Task prompt
Copy every record word for word.

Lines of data
******

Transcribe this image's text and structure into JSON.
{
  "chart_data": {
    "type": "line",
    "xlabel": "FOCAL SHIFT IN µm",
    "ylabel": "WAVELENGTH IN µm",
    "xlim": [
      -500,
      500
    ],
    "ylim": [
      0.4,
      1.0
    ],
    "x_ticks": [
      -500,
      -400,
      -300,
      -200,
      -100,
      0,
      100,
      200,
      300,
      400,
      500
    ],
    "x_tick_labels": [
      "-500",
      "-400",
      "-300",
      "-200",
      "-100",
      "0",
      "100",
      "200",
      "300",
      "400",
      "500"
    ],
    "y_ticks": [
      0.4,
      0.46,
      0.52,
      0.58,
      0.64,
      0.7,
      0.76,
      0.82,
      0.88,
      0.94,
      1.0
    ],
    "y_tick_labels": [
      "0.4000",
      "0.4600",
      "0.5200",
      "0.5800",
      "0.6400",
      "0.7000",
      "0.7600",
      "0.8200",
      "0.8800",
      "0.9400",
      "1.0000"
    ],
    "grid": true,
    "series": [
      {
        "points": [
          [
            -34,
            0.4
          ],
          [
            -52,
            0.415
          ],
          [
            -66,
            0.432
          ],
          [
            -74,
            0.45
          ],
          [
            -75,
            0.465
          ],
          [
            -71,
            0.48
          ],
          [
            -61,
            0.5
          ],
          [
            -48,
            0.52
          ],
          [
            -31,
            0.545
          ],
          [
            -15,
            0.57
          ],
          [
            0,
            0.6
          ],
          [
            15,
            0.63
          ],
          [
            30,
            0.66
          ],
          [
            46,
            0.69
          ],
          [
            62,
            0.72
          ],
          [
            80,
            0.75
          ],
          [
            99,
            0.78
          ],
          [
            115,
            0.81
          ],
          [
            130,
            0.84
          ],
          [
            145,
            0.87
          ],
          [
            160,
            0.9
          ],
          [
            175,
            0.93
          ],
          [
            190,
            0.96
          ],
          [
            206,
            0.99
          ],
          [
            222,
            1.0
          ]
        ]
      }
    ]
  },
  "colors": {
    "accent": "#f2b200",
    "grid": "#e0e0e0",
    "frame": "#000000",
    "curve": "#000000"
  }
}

******

The reply
Transcribe this image's text and structure into JSON.
{
  "chart_data": {
    "type": "line",
    "xlabel": "FOCAL SHIFT IN µm",
    "ylabel": "WAVELENGTH IN µm",
    "xlim": [
      -500,
      500
    ],
    "ylim": [
      0.4,
      1.0
    ],
    "x_ticks": [
      -500,
      -400,
      -300,
      -200,
      -100,
      0,
      100,
      200,
      300,
      400,
      500
    ],
    "x_tick_labels": [
      "-500",
      "-400",
      "-300",
      "-200",
      "-100",
      "0",
      "100",
      "200",
      "300",
      "400",
      "500"
    ],
    "y_ticks": [
      0.4,
      0.46,
      0.52,
      0.58,
      0.64,
      0.7,
      0.76,
      0.82,
      0.88,
      0.94,
      1.0
    ],
    "y_tick_labels": [
      "0.4000",
      "0.4600",
      "0.5200",
      "0.5800",
      "0.6400",
      "0.7000",
      "0.7600",
      "0.8200",
      "0.8800",
      "0.9400",
      "1.0000"
    ],
    "grid": true,
    "series": [
      {
        "points": [
          [
            -34,
            0.4
          ],
          [
            -52,
            0.415
          ],
          [
            -66,
            0.432
          ],
          [
            -74,
            0.45
          ],
          [
            -75,
            0.465
          ],
          [
            -71,
            0.48
          ],
          [
            -61,
            0.5
          ],
          [
            -48,
            0.52
          ],
          [
            -31,
            0.545
          ],
          [
            -15,
            0.57
          ],
          [
            0,
            0.6
          ],
          [
            15,
            0.63
          ],
          [
            30,
            0.66
          ],
          [
            46,
            0.69
          ],
          [
            62,
            0.72
          ],
          [
            80,
            0.75
          ],
          [
            99,
            0.78
          ],
          [
            115,
            0.81
          ],
          [
            130,
            0.84
          ],
          [
            145,
            0.87
          ],
          [
            160,
            0.9
          ],
          [
            175,
            0.93
          ],
          [
            190,
            0.96
          ],
          [
            206,
            0.99
          ],
          [
            222,
            1.0
          ]
        ]
      }
    ]
  },
  "colors": {
    "accent": "#f2b200",
    "grid": "#e0e0e0",
    "frame": "#000000",
    "curve": "#000000"
  }
}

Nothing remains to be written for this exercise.